══ INPUT RECORDS

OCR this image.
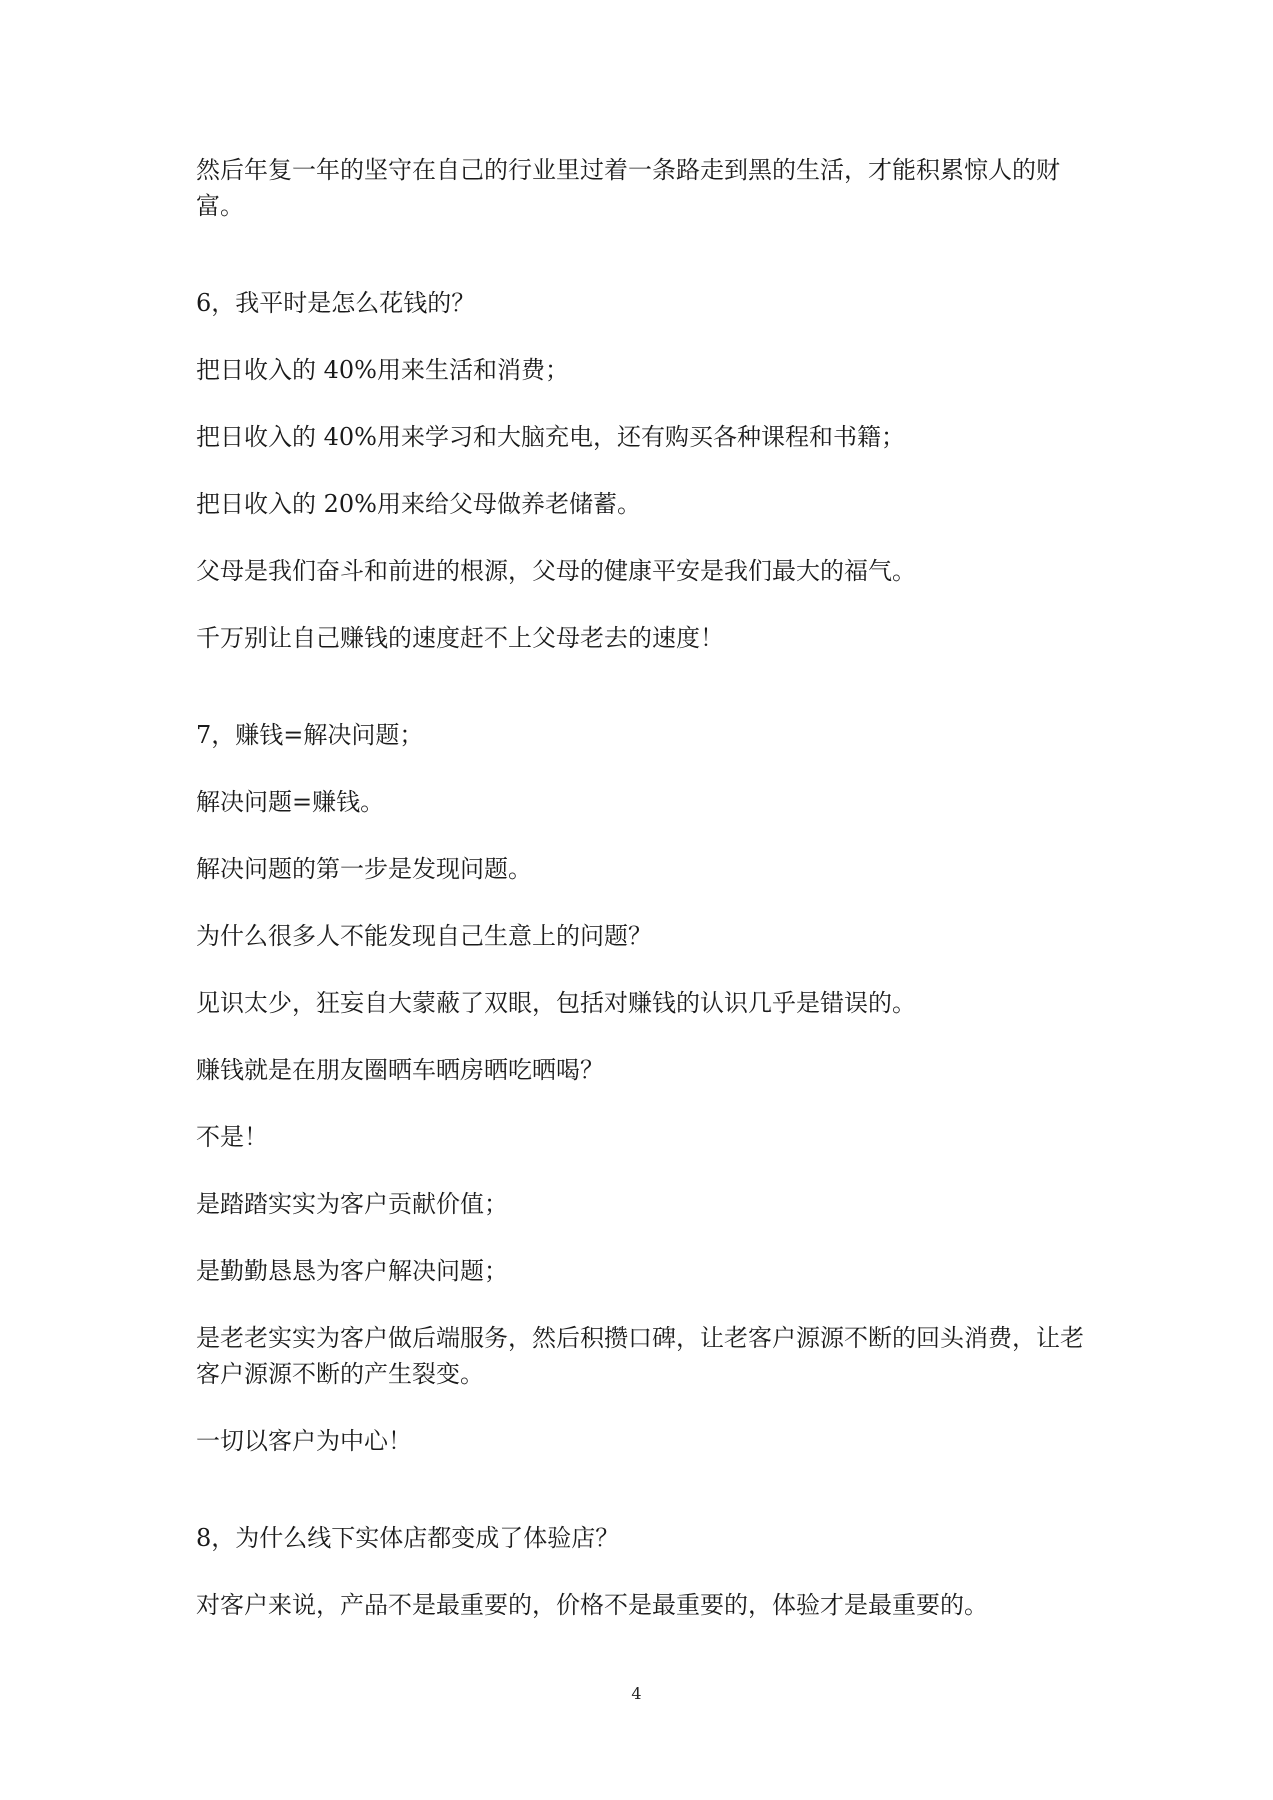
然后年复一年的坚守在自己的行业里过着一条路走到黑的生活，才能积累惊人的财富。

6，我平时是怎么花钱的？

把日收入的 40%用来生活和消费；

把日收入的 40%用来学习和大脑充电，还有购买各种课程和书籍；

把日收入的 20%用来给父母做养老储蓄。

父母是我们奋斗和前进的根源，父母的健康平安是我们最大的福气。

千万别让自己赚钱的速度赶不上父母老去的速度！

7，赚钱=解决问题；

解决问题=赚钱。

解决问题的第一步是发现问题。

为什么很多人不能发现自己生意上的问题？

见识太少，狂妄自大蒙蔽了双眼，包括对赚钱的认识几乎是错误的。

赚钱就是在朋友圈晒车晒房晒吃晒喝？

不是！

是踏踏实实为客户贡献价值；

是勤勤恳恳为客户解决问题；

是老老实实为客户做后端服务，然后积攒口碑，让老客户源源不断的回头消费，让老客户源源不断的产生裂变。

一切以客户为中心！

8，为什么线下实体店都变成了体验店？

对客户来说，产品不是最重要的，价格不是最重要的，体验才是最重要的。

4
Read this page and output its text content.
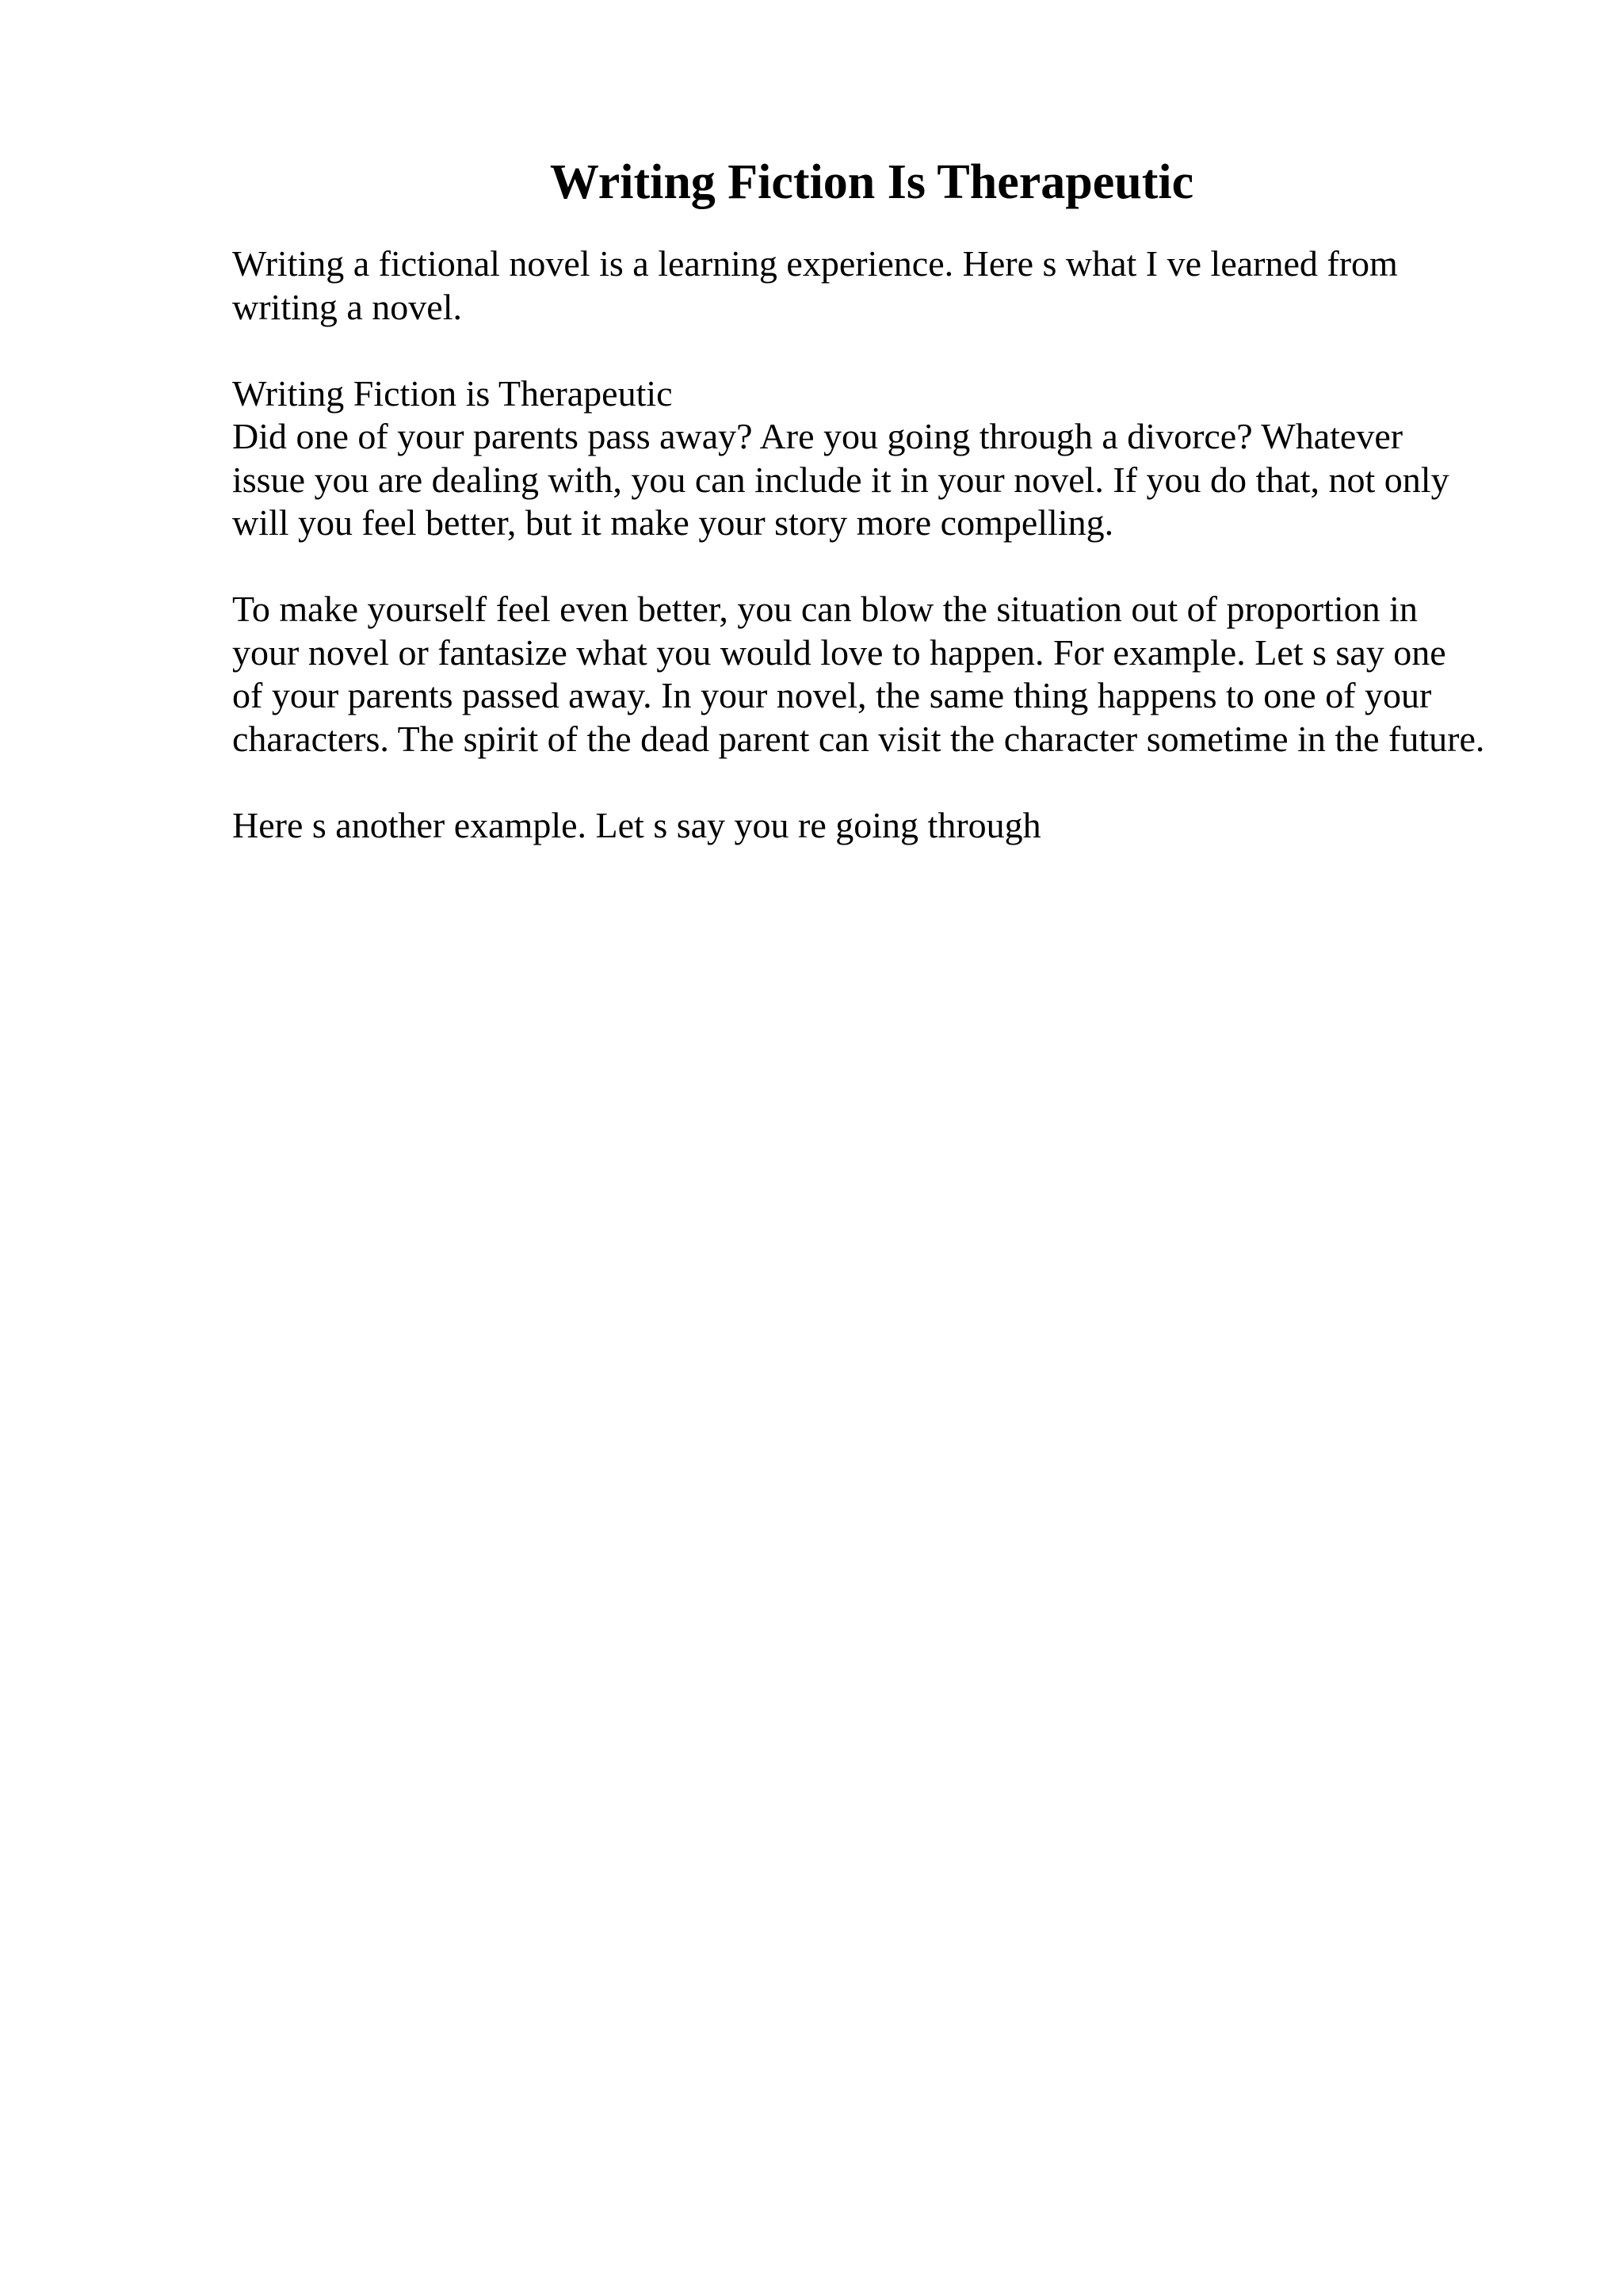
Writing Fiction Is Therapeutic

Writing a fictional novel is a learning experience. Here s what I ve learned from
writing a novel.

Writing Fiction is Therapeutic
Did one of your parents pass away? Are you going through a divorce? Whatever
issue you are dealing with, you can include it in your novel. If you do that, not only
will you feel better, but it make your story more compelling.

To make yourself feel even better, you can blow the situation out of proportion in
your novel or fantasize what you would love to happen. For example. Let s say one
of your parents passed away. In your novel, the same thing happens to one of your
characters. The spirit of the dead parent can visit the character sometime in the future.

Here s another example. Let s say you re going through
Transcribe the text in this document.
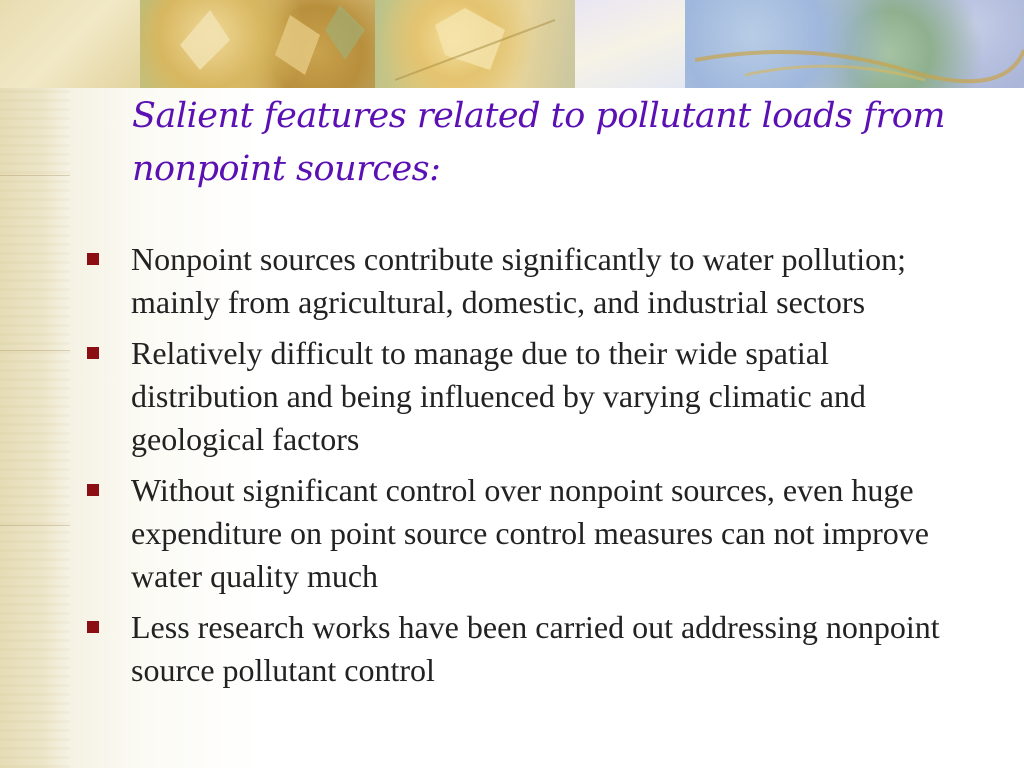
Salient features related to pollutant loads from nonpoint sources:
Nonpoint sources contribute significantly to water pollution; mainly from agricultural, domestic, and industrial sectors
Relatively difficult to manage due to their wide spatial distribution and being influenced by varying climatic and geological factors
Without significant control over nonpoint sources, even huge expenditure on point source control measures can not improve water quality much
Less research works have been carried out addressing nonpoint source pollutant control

════

● TASK DETAILS: Each record must be quoted in full and exactly. Do not include the pictures.

● ANSWER FOR THE TASK:
OCR this image.
然后年复一年的坚守在自己的行业里过着一条路走到黑的生活，才能积累惊人的财富。

6，我平时是怎么花钱的？

把日收入的 40%用来生活和消费；

把日收入的 40%用来学习和大脑充电，还有购买各种课程和书籍；

把日收入的 20%用来给父母做养老储蓄。

父母是我们奋斗和前进的根源，父母的健康平安是我们最大的福气。

千万别让自己赚钱的速度赶不上父母老去的速度！

7，赚钱=解决问题；

解决问题=赚钱。

解决问题的第一步是发现问题。

为什么很多人不能发现自己生意上的问题？

见识太少，狂妄自大蒙蔽了双眼，包括对赚钱的认识几乎是错误的。

赚钱就是在朋友圈晒车晒房晒吃晒喝？

不是！

是踏踏实实为客户贡献价值；

是勤勤恳恳为客户解决问题；

是老老实实为客户做后端服务，然后积攒口碑，让老客户源源不断的回头消费，让老客户源源不断的产生裂变。

一切以客户为中心！

8，为什么线下实体店都变成了体验店？

对客户来说，产品不是最重要的，价格不是最重要的，体验才是最重要的。

4
Read this page and output its text content.
Writing Fiction Is Therapeutic

Writing a fictional novel is a learning experience. Here s what I ve learned from
writing a novel.

Writing Fiction is Therapeutic
Did one of your parents pass away? Are you going through a divorce? Whatever
issue you are dealing with, you can include it in your novel. If you do that, not only
will you feel better, but it make your story more compelling.

To make yourself feel even better, you can blow the situation out of proportion in
your novel or fantasize what you would love to happen. For example. Let s say one
of your parents passed away. In your novel, the same thing happens to one of your
characters. The spirit of the dead parent can visit the character sometime in the future.

Here s another example. Let s say you re going through
Transcribe the text in this document.
Salient features related to pollutant loads from nonpoint sources:
Nonpoint sources contribute significantly to water pollution; mainly from agricultural, domestic, and industrial sectors
Relatively difficult to manage due to their wide spatial distribution and being influenced by varying climatic and geological factors
Without significant control over nonpoint sources, even huge expenditure on point source control measures can not improve water quality much
Less research works have been carried out addressing nonpoint source pollutant control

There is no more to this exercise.